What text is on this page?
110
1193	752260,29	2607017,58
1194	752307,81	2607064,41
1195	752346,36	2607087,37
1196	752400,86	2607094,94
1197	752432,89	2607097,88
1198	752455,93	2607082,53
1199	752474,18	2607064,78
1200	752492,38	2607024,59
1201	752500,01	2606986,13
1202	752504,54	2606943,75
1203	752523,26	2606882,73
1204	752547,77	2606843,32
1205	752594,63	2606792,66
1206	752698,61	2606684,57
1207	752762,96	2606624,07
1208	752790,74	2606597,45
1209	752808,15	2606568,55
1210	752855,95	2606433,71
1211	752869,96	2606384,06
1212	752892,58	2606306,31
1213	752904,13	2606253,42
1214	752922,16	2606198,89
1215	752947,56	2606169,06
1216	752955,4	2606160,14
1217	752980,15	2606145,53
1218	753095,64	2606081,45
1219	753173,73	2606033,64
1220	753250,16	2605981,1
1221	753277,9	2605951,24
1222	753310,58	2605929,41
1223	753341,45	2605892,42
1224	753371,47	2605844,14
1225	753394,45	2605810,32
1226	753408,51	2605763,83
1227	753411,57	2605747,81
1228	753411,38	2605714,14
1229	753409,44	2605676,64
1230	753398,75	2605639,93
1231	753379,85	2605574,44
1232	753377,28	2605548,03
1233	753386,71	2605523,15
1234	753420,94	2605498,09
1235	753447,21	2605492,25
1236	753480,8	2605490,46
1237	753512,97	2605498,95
##############################
* Exercise aim:
Copy out every entry again, exactly as it was given.

* Output below:
What text is on this page?
110
1193	752260,29	2607017,58
1194	752307,81	2607064,41
1195	752346,36	2607087,37
1196	752400,86	2607094,94
1197	752432,89	2607097,88
1198	752455,93	2607082,53
1199	752474,18	2607064,78
1200	752492,38	2607024,59
1201	752500,01	2606986,13
1202	752504,54	2606943,75
1203	752523,26	2606882,73
1204	752547,77	2606843,32
1205	752594,63	2606792,66
1206	752698,61	2606684,57
1207	752762,96	2606624,07
1208	752790,74	2606597,45
1209	752808,15	2606568,55
1210	752855,95	2606433,71
1211	752869,96	2606384,06
1212	752892,58	2606306,31
1213	752904,13	2606253,42
1214	752922,16	2606198,89
1215	752947,56	2606169,06
1216	752955,4	2606160,14
1217	752980,15	2606145,53
1218	753095,64	2606081,45
1219	753173,73	2606033,64
1220	753250,16	2605981,1
1221	753277,9	2605951,24
1222	753310,58	2605929,41
1223	753341,45	2605892,42
1224	753371,47	2605844,14
1225	753394,45	2605810,32
1226	753408,51	2605763,83
1227	753411,57	2605747,81
1228	753411,38	2605714,14
1229	753409,44	2605676,64
1230	753398,75	2605639,93
1231	753379,85	2605574,44
1232	753377,28	2605548,03
1233	753386,71	2605523,15
1234	753420,94	2605498,09
1235	753447,21	2605492,25
1236	753480,8	2605490,46
1237	753512,97	2605498,95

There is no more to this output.